» SET TASK
Within the listing below, locate all lines containing the word "does". Copy each one.

(Collection entries)

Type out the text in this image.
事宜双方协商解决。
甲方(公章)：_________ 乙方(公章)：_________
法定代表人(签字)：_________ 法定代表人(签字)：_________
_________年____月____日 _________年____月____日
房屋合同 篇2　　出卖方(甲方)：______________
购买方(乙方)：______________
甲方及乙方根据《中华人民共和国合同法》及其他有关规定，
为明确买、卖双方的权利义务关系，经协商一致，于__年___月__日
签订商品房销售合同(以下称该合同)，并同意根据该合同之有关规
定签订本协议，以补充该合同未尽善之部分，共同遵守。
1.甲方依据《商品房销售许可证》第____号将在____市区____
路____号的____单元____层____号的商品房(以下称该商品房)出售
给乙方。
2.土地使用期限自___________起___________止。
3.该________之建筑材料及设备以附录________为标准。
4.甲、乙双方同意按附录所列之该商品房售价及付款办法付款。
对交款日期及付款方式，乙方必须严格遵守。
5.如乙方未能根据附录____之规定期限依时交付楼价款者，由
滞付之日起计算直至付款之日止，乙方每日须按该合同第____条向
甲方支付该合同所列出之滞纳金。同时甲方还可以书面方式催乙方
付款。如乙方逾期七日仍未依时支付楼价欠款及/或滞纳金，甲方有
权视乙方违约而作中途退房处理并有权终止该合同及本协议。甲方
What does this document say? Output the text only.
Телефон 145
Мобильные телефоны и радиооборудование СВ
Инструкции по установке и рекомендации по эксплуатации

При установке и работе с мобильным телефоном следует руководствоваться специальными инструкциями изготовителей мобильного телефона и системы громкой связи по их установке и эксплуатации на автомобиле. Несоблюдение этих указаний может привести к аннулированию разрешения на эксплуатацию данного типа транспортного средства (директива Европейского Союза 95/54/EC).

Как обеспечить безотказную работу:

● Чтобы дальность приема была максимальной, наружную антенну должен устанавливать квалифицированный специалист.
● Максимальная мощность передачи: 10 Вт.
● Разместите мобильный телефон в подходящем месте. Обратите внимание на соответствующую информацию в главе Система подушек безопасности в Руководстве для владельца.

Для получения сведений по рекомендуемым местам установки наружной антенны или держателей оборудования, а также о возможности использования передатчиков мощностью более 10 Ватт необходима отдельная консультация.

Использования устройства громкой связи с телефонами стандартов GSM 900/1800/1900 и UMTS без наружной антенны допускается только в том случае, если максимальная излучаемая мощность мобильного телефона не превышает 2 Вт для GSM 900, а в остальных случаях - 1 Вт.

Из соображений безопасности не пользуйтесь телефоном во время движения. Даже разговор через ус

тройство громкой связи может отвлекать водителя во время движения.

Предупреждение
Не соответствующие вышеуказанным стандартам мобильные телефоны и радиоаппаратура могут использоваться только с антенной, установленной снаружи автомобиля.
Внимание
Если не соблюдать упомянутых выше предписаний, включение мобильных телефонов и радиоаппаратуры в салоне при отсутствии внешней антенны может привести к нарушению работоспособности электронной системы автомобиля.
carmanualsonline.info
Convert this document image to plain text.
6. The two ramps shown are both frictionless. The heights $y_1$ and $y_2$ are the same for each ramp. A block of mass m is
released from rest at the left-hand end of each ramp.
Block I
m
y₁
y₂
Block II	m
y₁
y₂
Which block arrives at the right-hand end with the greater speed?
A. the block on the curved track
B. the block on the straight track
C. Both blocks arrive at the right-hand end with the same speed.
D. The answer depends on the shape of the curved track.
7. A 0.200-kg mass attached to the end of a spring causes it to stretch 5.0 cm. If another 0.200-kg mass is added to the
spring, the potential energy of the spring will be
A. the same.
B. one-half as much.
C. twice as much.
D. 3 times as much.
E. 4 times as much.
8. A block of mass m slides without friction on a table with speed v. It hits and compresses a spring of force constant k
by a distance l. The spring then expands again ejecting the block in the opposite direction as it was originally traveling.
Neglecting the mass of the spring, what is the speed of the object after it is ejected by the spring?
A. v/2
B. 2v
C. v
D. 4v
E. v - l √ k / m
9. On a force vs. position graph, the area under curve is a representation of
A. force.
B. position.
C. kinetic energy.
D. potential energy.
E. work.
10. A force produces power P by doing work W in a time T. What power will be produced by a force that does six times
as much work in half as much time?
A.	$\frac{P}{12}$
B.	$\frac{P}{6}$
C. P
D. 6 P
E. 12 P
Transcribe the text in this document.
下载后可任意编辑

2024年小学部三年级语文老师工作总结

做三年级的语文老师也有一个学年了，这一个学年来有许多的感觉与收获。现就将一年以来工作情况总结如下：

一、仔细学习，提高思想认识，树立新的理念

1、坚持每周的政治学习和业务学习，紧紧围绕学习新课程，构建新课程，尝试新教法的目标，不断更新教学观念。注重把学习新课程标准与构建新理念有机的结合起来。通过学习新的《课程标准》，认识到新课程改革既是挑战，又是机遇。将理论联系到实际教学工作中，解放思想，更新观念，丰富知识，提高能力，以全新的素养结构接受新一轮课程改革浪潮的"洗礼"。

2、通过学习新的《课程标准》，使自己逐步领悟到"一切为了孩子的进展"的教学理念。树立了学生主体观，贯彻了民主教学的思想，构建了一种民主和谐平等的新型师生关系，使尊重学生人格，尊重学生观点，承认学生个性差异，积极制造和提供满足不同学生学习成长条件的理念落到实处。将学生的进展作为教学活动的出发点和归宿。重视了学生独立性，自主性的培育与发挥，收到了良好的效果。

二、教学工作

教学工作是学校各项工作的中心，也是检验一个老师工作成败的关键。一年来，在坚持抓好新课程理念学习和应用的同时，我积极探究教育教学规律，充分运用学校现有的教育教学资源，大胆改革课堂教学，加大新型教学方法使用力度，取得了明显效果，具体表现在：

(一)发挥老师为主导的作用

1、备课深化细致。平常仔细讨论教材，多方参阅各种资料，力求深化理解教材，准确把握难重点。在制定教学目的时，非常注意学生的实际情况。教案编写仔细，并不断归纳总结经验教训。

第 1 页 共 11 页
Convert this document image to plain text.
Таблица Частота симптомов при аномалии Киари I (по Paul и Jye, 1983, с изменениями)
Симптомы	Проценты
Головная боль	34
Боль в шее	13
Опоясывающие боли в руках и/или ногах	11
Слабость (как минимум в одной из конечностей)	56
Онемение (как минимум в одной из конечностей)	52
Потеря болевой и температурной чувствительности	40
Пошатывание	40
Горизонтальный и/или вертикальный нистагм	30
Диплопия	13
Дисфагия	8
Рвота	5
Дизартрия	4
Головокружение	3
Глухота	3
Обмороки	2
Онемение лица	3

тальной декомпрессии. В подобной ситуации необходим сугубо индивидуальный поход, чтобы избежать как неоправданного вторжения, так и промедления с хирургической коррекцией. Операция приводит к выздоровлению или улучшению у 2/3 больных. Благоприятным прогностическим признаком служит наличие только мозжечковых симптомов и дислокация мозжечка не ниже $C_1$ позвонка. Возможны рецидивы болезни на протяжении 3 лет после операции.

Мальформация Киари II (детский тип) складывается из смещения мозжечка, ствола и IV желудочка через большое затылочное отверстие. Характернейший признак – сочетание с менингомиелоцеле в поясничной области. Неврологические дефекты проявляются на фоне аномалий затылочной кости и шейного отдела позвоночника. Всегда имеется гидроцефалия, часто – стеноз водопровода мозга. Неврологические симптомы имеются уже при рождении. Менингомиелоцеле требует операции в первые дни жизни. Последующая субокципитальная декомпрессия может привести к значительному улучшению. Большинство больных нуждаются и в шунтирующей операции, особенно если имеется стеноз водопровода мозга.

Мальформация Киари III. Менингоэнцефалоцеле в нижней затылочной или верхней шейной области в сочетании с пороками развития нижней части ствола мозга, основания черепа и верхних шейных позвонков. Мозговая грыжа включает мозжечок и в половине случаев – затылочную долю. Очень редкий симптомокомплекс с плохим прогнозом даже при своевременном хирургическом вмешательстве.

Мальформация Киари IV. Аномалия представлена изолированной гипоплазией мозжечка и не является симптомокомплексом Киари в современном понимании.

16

» FINAL RESULT
What does this document say? Output the text only.
10. A force produces power P by doing work W in a time T. What power will be produced by a force that does six times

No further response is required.